What is asked: Copy out every record below with complete accuracy.

— begin Information provided —

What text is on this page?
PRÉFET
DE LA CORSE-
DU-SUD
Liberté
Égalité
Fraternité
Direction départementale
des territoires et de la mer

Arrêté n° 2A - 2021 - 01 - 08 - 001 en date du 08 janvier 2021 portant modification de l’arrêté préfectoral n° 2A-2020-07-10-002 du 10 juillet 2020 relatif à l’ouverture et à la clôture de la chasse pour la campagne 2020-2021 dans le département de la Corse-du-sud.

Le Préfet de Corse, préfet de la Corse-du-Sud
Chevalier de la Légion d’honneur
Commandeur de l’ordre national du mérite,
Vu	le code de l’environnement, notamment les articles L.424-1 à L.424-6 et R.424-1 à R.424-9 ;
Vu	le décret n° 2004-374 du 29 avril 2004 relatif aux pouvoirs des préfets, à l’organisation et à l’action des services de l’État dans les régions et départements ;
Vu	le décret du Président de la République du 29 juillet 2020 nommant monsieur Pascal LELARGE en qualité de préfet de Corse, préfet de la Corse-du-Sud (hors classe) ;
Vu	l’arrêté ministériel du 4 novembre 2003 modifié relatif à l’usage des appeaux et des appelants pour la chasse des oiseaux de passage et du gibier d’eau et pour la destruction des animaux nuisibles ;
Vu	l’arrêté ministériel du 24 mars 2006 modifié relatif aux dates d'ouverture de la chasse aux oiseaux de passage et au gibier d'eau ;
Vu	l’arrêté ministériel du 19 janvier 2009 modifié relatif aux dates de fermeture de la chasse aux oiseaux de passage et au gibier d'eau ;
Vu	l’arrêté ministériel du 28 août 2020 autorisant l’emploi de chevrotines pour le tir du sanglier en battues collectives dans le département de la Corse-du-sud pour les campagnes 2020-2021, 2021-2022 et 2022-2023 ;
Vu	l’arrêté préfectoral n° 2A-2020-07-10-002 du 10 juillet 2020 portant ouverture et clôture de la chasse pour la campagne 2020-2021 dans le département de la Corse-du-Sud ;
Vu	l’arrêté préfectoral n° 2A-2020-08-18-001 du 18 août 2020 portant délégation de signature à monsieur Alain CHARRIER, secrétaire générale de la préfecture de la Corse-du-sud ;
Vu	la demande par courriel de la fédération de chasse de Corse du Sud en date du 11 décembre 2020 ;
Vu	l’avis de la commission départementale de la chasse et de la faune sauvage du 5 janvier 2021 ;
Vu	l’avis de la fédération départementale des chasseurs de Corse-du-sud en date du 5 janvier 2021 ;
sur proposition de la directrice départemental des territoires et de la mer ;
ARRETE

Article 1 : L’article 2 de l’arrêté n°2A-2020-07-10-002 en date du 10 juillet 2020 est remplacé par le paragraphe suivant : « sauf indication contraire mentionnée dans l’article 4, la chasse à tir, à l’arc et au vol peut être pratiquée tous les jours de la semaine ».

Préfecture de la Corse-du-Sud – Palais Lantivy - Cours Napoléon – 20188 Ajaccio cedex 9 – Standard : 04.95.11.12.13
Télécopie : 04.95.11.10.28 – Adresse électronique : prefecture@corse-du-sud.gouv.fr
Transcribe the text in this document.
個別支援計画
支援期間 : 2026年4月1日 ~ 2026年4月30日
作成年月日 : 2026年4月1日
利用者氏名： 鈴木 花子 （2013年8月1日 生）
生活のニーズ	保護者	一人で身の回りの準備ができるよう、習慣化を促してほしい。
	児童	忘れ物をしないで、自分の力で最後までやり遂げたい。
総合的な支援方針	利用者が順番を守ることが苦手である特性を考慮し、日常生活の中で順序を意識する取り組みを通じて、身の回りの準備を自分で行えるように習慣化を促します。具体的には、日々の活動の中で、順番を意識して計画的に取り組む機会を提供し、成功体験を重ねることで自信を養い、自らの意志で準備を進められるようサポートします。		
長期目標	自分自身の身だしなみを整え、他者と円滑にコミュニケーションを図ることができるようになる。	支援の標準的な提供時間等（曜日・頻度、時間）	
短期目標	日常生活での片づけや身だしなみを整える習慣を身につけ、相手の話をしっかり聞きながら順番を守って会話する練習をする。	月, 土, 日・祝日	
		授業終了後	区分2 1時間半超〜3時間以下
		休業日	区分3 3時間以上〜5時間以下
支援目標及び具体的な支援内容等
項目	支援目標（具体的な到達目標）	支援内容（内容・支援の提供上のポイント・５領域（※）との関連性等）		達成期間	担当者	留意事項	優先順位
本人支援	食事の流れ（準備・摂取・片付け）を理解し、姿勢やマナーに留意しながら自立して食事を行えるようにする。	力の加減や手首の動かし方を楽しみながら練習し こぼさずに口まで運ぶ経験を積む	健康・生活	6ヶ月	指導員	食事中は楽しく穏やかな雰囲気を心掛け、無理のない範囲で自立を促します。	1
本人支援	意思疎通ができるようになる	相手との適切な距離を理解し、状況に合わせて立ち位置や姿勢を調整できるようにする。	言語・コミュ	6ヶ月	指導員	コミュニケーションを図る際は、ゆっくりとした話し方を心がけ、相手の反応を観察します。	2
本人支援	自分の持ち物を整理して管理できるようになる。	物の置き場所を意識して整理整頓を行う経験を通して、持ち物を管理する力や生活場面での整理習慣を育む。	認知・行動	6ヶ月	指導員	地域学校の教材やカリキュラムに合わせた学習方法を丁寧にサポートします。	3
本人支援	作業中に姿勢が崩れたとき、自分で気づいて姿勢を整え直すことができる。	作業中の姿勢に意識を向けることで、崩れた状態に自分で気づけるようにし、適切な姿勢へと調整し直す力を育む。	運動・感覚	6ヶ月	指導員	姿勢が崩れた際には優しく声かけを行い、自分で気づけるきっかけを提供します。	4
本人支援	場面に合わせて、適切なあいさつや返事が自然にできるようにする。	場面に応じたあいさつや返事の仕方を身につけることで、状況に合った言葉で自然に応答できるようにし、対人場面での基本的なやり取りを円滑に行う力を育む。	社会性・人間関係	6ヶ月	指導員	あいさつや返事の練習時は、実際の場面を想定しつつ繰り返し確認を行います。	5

— end Information provided —

Solution for this problem:
What text is on this page?
PRÉFET
DE LA CORSE-
DU-SUD
Liberté
Égalité
Fraternité
Direction départementale
des territoires et de la mer

Arrêté n° 2A - 2021 - 01 - 08 - 001 en date du 08 janvier 2021 portant modification de l’arrêté préfectoral n° 2A-2020-07-10-002 du 10 juillet 2020 relatif à l’ouverture et à la clôture de la chasse pour la campagne 2020-2021 dans le département de la Corse-du-sud.

Le Préfet de Corse, préfet de la Corse-du-Sud
Chevalier de la Légion d’honneur
Commandeur de l’ordre national du mérite,
Vu	le code de l’environnement, notamment les articles L.424-1 à L.424-6 et R.424-1 à R.424-9 ;
Vu	le décret n° 2004-374 du 29 avril 2004 relatif aux pouvoirs des préfets, à l’organisation et à l’action des services de l’État dans les régions et départements ;
Vu	le décret du Président de la République du 29 juillet 2020 nommant monsieur Pascal LELARGE en qualité de préfet de Corse, préfet de la Corse-du-Sud (hors classe) ;
Vu	l’arrêté ministériel du 4 novembre 2003 modifié relatif à l’usage des appeaux et des appelants pour la chasse des oiseaux de passage et du gibier d’eau et pour la destruction des animaux nuisibles ;
Vu	l’arrêté ministériel du 24 mars 2006 modifié relatif aux dates d'ouverture de la chasse aux oiseaux de passage et au gibier d'eau ;
Vu	l’arrêté ministériel du 19 janvier 2009 modifié relatif aux dates de fermeture de la chasse aux oiseaux de passage et au gibier d'eau ;
Vu	l’arrêté ministériel du 28 août 2020 autorisant l’emploi de chevrotines pour le tir du sanglier en battues collectives dans le département de la Corse-du-sud pour les campagnes 2020-2021, 2021-2022 et 2022-2023 ;
Vu	l’arrêté préfectoral n° 2A-2020-07-10-002 du 10 juillet 2020 portant ouverture et clôture de la chasse pour la campagne 2020-2021 dans le département de la Corse-du-Sud ;
Vu	l’arrêté préfectoral n° 2A-2020-08-18-001 du 18 août 2020 portant délégation de signature à monsieur Alain CHARRIER, secrétaire générale de la préfecture de la Corse-du-sud ;
Vu	la demande par courriel de la fédération de chasse de Corse du Sud en date du 11 décembre 2020 ;
Vu	l’avis de la commission départementale de la chasse et de la faune sauvage du 5 janvier 2021 ;
Vu	l’avis de la fédération départementale des chasseurs de Corse-du-sud en date du 5 janvier 2021 ;
sur proposition de la directrice départemental des territoires et de la mer ;
ARRETE

Article 1 : L’article 2 de l’arrêté n°2A-2020-07-10-002 en date du 10 juillet 2020 est remplacé par le paragraphe suivant : « sauf indication contraire mentionnée dans l’article 4, la chasse à tir, à l’arc et au vol peut être pratiquée tous les jours de la semaine ».

Préfecture de la Corse-du-Sud – Palais Lantivy - Cours Napoléon – 20188 Ajaccio cedex 9 – Standard : 04.95.11.12.13
Télécopie : 04.95.11.10.28 – Adresse électronique : prefecture@corse-du-sud.gouv.fr
Transcribe the text in this document.
個別支援計画
支援期間 : 2026年4月1日 ~ 2026年4月30日
作成年月日 : 2026年4月1日
利用者氏名： 鈴木 花子 （2013年8月1日 生）
生活のニーズ	保護者	一人で身の回りの準備ができるよう、習慣化を促してほしい。
	児童	忘れ物をしないで、自分の力で最後までやり遂げたい。
総合的な支援方針	利用者が順番を守ることが苦手である特性を考慮し、日常生活の中で順序を意識する取り組みを通じて、身の回りの準備を自分で行えるように習慣化を促します。具体的には、日々の活動の中で、順番を意識して計画的に取り組む機会を提供し、成功体験を重ねることで自信を養い、自らの意志で準備を進められるようサポートします。		
長期目標	自分自身の身だしなみを整え、他者と円滑にコミュニケーションを図ることができるようになる。	支援の標準的な提供時間等（曜日・頻度、時間）	
短期目標	日常生活での片づけや身だしなみを整える習慣を身につけ、相手の話をしっかり聞きながら順番を守って会話する練習をする。	月, 土, 日・祝日	
		授業終了後	区分2 1時間半超〜3時間以下
		休業日	区分3 3時間以上〜5時間以下
支援目標及び具体的な支援内容等
項目	支援目標（具体的な到達目標）	支援内容（内容・支援の提供上のポイント・５領域（※）との関連性等）		達成期間	担当者	留意事項	優先順位
本人支援	食事の流れ（準備・摂取・片付け）を理解し、姿勢やマナーに留意しながら自立して食事を行えるようにする。	力の加減や手首の動かし方を楽しみながら練習し こぼさずに口まで運ぶ経験を積む	健康・生活	6ヶ月	指導員	食事中は楽しく穏やかな雰囲気を心掛け、無理のない範囲で自立を促します。	1
本人支援	意思疎通ができるようになる	相手との適切な距離を理解し、状況に合わせて立ち位置や姿勢を調整できるようにする。	言語・コミュ	6ヶ月	指導員	コミュニケーションを図る際は、ゆっくりとした話し方を心がけ、相手の反応を観察します。	2
本人支援	自分の持ち物を整理して管理できるようになる。	物の置き場所を意識して整理整頓を行う経験を通して、持ち物を管理する力や生活場面での整理習慣を育む。	認知・行動	6ヶ月	指導員	地域学校の教材やカリキュラムに合わせた学習方法を丁寧にサポートします。	3
本人支援	作業中に姿勢が崩れたとき、自分で気づいて姿勢を整え直すことができる。	作業中の姿勢に意識を向けることで、崩れた状態に自分で気づけるようにし、適切な姿勢へと調整し直す力を育む。	運動・感覚	6ヶ月	指導員	姿勢が崩れた際には優しく声かけを行い、自分で気づけるきっかけを提供します。	4
本人支援	場面に合わせて、適切なあいさつや返事が自然にできるようにする。	場面に応じたあいさつや返事の仕方を身につけることで、状況に合った言葉で自然に応答できるようにし、対人場面での基本的なやり取りを円滑に行う力を育む。	社会性・人間関係	6ヶ月	指導員	あいさつや返事の練習時は、実際の場面を想定しつつ繰り返し確認を行います。	5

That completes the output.